ACTIONS TO TAKE
**A.** Answer these questions from the hotel passage:
(i) What material is the lounge floor finished in?
(ii) How many rooms and suites does the hotel offer?
(iii) About what share of the rooms are configured as duplexes?
**B.** Return word for word the part of the hotel passage that begins at the words "Materials play a" and stops after "happens in detail.".

PROVIDED PASSAGE

□ □ □ □ □ □ □

Materials play a big part in forming the perception. They do the narrative work. The lounge floor is finished in recycled Lithoverde volcanic stone. Hallways combine terrazzo with liquid cement. Structural beams remain visible in many rooms, while oversized windows bring generous light into the interiors.
The color palette stays largely restrained, interrupted by accents of blue, burgundy and dark yellow that appear in doors and architectural details. Furniture pieces from Living Divani, Kartell and Cassina sit alongside vintage Asian rugs. Photography by Claude Vanheye and artwork by Kevin Best quietly reference Dutch and Flemish old masters.
Under Mandarin Oriental, the physical changes are evolutionary. The lounge is being refreshed with a renewed focus on afternoon tea. The architectural language remains. The refinement happens in detail.
The hotel offers 129 rooms and suites, including 64 suites, across eight floors and seven categories, ranging from 28 to 170 square meters.
Nearly half of the rooms are configured as duplexes. This vertical structure shifts the experience away from a conventional hotel layout and closer to a residential scale. Structural beams and high ceilings reinforce the building’s original architecture. Light becomes part of the interior composition.
Despite the shared design language, the rooms differ significantly in layout and atmosphere. Some overlook the garden; others open onto balconies or face the authentic streets of the neighborhood. One room may feel like a loft space, another like a cozy apartment — complete with kitchen, wardrobe space, and a bathroom framed by a large window. Very Amsterdam. Returning to the hotel can feel slightly different each time.

□ □ □ □ □ □ □

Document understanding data
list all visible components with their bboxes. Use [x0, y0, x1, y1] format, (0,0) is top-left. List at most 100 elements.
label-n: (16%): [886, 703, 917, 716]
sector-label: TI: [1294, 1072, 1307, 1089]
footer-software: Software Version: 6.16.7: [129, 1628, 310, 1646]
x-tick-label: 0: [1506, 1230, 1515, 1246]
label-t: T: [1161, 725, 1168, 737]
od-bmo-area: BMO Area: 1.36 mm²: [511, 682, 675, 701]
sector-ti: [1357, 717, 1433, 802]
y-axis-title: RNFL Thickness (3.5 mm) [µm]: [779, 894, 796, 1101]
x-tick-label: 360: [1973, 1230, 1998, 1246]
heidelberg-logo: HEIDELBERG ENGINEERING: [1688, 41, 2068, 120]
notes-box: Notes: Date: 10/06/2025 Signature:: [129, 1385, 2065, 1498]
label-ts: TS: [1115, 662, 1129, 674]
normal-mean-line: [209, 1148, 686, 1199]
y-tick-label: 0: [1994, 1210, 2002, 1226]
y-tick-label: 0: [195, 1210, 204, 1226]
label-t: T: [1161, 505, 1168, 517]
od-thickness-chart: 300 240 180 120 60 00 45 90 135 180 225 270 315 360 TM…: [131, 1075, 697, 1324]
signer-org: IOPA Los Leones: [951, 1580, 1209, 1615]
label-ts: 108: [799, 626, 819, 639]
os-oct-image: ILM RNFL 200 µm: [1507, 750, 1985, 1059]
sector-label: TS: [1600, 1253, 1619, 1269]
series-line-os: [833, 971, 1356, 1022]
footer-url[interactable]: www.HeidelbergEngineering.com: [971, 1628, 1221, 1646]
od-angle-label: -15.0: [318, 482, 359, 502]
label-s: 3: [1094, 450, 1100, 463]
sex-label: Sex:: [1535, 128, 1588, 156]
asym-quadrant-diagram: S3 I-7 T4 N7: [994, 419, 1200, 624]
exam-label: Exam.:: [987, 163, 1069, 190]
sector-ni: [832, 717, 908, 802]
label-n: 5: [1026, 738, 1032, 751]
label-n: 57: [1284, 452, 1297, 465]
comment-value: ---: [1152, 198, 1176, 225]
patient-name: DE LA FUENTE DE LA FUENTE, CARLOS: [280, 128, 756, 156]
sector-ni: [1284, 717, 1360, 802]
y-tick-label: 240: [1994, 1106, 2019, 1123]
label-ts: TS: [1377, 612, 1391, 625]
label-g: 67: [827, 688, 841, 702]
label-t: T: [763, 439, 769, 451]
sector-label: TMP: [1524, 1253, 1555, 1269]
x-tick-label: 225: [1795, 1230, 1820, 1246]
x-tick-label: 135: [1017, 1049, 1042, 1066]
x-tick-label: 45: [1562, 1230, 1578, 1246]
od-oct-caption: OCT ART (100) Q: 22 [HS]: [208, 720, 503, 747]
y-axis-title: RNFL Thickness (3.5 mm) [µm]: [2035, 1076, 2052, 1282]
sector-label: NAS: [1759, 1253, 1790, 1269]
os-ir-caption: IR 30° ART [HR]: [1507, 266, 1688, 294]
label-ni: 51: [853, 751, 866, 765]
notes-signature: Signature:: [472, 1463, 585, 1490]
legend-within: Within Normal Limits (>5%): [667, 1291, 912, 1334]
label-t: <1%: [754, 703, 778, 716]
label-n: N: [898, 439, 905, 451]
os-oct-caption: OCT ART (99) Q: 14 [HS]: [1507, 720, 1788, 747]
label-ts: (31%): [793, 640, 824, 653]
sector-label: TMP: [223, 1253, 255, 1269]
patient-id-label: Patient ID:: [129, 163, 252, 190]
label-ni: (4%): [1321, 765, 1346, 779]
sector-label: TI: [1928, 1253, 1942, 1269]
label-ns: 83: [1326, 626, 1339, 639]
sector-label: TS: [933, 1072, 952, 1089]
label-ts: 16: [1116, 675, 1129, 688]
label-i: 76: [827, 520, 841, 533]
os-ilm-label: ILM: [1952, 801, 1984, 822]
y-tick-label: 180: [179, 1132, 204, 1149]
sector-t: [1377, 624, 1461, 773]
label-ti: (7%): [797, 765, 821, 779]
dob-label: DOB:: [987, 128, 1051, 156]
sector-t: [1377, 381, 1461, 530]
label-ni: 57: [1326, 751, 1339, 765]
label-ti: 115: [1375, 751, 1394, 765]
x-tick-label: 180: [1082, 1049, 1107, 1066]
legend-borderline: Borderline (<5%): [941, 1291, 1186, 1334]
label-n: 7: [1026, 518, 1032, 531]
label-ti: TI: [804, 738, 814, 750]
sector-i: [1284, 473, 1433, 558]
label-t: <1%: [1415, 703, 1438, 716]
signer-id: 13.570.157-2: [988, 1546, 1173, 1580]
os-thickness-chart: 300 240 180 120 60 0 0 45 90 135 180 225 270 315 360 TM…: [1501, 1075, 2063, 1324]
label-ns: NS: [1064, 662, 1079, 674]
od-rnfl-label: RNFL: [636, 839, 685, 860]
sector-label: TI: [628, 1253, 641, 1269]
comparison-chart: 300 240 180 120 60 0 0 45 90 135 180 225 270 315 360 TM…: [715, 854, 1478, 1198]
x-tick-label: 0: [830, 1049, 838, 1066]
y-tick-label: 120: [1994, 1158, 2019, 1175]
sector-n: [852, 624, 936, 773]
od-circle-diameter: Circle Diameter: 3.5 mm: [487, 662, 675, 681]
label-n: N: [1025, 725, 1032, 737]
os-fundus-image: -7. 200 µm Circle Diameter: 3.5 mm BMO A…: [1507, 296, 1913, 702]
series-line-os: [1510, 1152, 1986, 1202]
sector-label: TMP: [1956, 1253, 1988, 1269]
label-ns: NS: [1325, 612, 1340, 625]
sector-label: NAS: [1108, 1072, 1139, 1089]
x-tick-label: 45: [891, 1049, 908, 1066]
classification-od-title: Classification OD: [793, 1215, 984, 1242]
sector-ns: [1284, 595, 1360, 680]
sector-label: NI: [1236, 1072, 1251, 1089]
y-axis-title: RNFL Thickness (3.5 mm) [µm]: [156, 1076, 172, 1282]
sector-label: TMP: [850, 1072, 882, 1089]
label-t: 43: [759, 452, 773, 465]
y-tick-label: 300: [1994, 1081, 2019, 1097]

□ □ □ □ □ □ □

ANSWERS FOR THE EXERCISE
**A.**
(i) Recycled Lithoverde volcanic stone.
(ii) 129 rooms and suites, including 64 suites.
(iii) Nearly half.

**B.**
Materials play a big part in forming the perception. They do the narrative work. The lounge floor is finished in recycled Lithoverde volcanic stone. Hallways combine terrazzo with liquid cement. Structural beams remain visible in many rooms, while oversized windows bring generous light into the interiors.
The color palette stays largely restrained, interrupted by accents of blue, burgundy and dark yellow that appear in doors and architectural details. Furniture pieces from Living Divani, Kartell and Cassina sit alongside vintage Asian rugs. Photography by Claude Vanheye and artwork by Kevin Best quietly reference Dutch and Flemish old masters.
Under Mandarin Oriental, the physical changes are evolutionary. The lounge is being refreshed with a renewed focus on afternoon tea. The architectural language remains. The refinement happens in detail.